■ **What is required**: In the listing below, find every line with the string "treatment" and pull it out.

------------------------------

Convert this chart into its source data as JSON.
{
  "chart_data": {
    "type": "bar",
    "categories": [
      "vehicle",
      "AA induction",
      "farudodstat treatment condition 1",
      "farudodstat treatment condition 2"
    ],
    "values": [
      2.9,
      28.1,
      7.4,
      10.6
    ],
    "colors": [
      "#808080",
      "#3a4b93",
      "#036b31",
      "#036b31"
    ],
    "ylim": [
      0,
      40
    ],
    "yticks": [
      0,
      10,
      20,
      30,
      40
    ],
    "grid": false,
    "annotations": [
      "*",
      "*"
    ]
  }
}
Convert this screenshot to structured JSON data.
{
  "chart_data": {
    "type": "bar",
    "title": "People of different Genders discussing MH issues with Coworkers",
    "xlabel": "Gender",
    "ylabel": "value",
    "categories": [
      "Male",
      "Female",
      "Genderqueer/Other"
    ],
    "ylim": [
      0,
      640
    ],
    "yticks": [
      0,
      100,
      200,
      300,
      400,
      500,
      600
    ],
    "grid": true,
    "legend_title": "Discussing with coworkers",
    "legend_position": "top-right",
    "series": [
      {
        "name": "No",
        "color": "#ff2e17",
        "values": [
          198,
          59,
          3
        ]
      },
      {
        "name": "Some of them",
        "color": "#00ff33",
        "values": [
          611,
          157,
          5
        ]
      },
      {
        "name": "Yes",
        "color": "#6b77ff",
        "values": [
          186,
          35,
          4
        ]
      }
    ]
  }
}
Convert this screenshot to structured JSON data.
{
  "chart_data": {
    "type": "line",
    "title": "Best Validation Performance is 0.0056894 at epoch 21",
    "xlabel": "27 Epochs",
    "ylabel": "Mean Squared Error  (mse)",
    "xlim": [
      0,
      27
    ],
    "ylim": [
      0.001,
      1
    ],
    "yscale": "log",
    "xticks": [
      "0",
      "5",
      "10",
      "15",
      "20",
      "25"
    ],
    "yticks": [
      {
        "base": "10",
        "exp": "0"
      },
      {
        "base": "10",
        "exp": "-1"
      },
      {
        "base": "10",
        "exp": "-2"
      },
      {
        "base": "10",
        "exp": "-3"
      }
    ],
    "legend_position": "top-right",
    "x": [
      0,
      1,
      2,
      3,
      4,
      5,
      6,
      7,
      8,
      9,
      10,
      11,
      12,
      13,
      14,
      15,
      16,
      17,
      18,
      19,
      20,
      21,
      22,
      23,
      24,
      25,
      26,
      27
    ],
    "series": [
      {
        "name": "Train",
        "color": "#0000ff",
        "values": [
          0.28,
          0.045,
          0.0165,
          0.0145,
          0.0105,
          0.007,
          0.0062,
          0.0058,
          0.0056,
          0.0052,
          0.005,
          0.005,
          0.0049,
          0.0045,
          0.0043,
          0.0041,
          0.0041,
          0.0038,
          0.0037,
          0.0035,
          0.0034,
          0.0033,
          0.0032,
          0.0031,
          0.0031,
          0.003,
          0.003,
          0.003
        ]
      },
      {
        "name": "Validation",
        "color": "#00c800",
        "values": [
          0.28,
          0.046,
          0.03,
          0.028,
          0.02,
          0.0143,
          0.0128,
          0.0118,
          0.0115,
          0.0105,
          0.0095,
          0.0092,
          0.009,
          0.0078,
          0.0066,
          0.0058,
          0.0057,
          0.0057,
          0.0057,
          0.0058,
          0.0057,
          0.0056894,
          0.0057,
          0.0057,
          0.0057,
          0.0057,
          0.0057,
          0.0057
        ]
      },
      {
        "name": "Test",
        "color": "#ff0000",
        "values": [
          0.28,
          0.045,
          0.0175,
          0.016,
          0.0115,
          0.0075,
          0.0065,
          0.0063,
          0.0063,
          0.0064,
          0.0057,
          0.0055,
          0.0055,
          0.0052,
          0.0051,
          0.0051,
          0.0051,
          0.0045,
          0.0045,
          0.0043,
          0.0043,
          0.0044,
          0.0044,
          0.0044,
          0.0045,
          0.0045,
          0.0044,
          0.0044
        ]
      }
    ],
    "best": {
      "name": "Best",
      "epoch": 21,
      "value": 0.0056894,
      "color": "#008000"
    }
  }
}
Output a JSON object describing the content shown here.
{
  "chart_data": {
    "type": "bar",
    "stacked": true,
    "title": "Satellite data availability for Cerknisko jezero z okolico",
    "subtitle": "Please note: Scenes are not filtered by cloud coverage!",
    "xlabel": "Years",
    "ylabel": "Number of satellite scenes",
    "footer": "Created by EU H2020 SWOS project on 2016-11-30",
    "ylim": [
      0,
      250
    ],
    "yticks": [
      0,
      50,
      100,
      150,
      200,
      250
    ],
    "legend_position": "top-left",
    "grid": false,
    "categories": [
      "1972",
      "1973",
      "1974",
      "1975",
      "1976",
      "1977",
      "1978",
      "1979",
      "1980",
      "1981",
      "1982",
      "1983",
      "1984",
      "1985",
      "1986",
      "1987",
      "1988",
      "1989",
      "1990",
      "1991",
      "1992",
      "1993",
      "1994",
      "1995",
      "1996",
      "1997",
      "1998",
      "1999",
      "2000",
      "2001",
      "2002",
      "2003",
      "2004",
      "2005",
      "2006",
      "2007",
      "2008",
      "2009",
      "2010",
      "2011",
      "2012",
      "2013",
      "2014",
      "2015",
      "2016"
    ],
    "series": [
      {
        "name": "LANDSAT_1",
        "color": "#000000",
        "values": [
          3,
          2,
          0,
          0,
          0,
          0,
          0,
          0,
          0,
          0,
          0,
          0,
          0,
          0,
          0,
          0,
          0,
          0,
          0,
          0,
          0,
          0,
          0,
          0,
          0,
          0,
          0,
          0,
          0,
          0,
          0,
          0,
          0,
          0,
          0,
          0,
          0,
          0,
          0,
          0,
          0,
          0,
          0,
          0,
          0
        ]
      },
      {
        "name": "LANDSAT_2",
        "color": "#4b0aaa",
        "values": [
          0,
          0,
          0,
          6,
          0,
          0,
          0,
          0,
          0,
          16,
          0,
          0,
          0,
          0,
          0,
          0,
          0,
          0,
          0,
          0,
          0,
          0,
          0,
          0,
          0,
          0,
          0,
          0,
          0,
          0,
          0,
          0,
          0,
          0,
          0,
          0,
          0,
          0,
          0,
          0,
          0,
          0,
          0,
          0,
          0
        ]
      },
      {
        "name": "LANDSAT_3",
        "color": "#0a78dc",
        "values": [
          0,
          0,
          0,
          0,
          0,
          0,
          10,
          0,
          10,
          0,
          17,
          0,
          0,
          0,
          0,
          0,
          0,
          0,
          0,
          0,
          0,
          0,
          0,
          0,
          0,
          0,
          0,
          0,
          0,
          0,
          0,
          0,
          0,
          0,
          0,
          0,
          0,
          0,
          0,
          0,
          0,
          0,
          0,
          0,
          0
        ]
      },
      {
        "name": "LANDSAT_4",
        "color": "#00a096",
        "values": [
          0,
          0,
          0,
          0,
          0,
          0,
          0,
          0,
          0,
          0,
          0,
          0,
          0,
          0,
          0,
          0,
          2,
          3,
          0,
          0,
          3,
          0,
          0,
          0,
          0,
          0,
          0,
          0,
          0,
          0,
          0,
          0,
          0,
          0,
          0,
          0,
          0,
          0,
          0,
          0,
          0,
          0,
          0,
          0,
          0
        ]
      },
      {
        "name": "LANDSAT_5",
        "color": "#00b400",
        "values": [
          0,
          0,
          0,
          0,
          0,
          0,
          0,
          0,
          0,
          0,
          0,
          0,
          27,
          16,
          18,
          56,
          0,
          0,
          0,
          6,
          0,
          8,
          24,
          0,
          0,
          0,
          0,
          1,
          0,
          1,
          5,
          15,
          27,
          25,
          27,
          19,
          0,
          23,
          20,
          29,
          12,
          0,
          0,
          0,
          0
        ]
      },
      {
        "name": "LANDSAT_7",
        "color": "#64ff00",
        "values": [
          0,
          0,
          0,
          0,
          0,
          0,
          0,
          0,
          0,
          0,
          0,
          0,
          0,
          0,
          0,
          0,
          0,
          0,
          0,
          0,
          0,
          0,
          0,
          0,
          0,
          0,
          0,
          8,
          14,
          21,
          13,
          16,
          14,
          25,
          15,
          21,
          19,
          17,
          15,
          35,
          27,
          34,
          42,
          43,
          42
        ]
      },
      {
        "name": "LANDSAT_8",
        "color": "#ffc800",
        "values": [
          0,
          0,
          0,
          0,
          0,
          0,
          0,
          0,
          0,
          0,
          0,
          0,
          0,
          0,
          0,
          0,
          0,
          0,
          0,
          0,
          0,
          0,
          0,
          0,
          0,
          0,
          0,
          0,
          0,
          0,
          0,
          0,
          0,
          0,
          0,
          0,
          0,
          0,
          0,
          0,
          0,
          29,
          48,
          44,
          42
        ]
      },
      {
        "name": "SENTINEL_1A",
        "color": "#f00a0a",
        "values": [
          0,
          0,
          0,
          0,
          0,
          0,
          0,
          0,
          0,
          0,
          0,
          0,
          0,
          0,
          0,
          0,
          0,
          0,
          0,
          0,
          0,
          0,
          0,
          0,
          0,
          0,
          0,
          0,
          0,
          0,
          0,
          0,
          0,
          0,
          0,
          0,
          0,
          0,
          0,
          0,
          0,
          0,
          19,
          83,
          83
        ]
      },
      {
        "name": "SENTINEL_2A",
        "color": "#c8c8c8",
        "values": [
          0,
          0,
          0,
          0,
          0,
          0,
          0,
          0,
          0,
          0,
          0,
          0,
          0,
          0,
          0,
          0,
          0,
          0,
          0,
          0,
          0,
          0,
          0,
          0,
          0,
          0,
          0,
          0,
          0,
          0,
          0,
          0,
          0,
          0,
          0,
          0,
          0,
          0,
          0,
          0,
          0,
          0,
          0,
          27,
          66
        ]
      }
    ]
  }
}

------------------------------

■ **Correct output**:
      "farudodstat treatment condition 1",
      "farudodstat treatment condition 2"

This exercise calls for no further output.